(Stored data)
= = = =

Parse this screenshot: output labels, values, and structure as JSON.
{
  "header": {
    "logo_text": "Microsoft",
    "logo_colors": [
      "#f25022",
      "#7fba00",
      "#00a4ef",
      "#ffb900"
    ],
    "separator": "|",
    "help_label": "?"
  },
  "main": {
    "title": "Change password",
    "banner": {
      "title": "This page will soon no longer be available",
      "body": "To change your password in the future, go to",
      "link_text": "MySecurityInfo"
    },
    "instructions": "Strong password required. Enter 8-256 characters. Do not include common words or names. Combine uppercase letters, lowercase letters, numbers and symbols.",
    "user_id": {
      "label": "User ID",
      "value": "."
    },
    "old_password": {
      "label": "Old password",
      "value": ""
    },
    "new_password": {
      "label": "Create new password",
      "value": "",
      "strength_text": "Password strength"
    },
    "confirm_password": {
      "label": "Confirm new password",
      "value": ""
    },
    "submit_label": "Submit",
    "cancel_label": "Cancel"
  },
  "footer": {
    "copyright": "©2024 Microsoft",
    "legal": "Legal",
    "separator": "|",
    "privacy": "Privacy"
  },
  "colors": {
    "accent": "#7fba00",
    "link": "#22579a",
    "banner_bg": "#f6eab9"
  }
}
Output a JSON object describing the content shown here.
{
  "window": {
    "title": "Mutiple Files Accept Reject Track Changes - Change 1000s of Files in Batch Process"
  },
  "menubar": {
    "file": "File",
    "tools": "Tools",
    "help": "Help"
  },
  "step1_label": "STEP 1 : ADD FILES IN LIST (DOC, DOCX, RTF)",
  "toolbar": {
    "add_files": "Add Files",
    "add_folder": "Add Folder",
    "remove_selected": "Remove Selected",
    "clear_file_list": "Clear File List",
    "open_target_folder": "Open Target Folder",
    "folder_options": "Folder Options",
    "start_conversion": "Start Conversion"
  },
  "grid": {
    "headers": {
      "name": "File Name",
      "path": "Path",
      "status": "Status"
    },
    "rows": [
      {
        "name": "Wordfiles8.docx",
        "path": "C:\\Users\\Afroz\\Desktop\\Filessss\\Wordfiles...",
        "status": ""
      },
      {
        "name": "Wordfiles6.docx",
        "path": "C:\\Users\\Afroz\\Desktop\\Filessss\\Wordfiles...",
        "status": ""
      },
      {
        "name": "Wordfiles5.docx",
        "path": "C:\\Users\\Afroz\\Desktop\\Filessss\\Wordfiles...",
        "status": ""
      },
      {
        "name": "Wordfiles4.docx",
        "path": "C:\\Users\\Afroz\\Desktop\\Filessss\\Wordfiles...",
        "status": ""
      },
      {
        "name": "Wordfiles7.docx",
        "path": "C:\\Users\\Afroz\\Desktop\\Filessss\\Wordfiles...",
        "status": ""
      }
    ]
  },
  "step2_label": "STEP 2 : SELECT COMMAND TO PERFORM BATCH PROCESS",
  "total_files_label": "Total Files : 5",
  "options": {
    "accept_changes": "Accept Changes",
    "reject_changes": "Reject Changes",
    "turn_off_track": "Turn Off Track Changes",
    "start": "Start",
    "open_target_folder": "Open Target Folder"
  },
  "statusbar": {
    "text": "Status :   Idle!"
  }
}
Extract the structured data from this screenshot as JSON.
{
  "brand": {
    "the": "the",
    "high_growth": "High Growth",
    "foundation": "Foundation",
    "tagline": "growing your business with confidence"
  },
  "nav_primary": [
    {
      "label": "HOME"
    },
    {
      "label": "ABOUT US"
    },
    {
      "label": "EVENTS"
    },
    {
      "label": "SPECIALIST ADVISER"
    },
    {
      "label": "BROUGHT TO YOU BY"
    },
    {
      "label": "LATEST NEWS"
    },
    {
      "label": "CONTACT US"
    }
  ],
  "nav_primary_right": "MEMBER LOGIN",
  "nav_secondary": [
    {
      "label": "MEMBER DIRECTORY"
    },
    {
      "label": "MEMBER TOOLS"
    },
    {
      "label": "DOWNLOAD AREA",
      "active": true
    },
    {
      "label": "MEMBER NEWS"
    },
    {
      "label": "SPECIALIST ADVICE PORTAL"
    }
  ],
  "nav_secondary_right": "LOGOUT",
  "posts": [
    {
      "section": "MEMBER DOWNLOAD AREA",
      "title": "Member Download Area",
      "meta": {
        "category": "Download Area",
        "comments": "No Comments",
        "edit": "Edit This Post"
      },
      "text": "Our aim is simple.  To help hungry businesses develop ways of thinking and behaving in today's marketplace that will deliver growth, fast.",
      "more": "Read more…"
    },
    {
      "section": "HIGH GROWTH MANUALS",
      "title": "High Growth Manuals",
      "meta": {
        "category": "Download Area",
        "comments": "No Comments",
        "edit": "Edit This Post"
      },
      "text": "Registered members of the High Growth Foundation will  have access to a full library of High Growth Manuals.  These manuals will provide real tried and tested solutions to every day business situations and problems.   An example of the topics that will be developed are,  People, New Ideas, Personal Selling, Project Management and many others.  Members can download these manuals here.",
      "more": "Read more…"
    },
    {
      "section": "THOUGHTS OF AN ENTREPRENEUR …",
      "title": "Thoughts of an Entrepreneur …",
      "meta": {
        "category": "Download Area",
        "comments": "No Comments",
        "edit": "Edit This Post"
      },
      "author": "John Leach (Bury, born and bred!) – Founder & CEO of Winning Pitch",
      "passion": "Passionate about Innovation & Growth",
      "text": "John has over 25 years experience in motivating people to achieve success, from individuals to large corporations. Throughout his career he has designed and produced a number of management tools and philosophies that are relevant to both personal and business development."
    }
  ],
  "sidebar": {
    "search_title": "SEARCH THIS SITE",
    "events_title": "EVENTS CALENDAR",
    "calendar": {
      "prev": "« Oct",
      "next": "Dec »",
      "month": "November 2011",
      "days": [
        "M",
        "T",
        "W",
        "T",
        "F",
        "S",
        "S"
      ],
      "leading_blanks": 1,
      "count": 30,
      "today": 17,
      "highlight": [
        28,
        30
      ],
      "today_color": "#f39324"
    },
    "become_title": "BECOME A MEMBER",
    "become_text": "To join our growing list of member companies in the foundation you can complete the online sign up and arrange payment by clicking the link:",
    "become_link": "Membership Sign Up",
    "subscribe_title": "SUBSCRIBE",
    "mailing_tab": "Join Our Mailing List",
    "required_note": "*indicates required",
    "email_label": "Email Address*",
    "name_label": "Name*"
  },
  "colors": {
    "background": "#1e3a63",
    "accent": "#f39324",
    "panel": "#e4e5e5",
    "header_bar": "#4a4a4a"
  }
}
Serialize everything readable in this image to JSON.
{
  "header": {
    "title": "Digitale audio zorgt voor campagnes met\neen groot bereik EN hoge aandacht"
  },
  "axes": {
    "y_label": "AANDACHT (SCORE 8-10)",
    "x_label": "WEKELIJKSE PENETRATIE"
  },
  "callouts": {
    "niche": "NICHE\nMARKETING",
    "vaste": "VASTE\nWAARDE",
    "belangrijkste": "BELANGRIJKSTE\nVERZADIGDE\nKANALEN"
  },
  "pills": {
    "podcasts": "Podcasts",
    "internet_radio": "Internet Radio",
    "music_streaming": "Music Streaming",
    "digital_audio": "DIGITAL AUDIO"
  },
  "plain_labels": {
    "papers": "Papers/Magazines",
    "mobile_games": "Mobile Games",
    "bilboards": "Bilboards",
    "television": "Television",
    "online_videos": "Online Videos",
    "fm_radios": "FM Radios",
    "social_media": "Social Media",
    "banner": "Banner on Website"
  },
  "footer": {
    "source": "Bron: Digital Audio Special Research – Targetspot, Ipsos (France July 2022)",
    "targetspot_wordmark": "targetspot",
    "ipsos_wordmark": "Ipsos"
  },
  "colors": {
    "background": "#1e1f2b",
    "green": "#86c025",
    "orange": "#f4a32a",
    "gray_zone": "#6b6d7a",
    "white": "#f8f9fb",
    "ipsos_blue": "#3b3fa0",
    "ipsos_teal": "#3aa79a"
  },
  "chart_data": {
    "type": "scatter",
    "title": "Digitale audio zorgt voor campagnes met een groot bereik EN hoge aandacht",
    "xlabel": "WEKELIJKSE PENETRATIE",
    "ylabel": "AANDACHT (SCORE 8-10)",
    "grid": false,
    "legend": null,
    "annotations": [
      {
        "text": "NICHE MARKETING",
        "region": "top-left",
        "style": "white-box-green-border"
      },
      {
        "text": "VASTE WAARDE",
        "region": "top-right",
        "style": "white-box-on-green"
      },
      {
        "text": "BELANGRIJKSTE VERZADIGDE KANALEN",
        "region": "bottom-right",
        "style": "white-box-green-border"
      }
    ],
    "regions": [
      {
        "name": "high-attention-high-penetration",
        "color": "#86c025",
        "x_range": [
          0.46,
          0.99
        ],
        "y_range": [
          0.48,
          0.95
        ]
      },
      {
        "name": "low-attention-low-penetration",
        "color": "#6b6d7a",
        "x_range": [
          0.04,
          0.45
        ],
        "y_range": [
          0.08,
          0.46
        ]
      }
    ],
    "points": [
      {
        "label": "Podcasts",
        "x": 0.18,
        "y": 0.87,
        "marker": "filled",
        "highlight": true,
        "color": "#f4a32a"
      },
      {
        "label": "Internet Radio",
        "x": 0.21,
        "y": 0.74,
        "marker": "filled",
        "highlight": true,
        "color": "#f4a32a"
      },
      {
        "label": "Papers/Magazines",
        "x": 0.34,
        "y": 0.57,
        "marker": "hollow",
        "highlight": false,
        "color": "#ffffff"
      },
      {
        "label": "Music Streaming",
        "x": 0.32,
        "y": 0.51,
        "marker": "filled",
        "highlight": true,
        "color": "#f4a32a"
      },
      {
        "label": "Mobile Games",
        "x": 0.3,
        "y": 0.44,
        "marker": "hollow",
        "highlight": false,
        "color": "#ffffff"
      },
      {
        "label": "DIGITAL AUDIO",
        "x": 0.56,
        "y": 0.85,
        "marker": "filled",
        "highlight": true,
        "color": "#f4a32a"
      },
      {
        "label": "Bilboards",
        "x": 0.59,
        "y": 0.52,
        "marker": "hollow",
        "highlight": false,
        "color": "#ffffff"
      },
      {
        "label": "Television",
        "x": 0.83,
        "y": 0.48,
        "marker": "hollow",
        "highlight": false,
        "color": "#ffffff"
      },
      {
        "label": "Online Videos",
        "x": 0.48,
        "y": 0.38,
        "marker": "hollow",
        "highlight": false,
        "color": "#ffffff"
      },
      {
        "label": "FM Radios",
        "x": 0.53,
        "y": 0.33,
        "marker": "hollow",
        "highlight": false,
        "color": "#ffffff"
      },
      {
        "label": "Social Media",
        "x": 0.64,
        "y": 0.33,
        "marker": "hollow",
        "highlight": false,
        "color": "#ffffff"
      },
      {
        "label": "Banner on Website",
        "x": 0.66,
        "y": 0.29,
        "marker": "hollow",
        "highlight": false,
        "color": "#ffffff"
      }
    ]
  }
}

= = = =

**TASK DIRECTIONS**
Show all lines from the listing above in which "here" appears.

**RIGHT ANSWER**
Output a JSON object describing the content shown here.
      "text": "Registered members of the High Growth Foundation will  have access to a full library of High Growth Manuals.  These manuals will provide real tried and tested solutions to every day business situations and problems.   An example of the topics that will be developed are,  People, New Ideas, Personal Selling, Project Management and many others.  Members can download these manuals here.",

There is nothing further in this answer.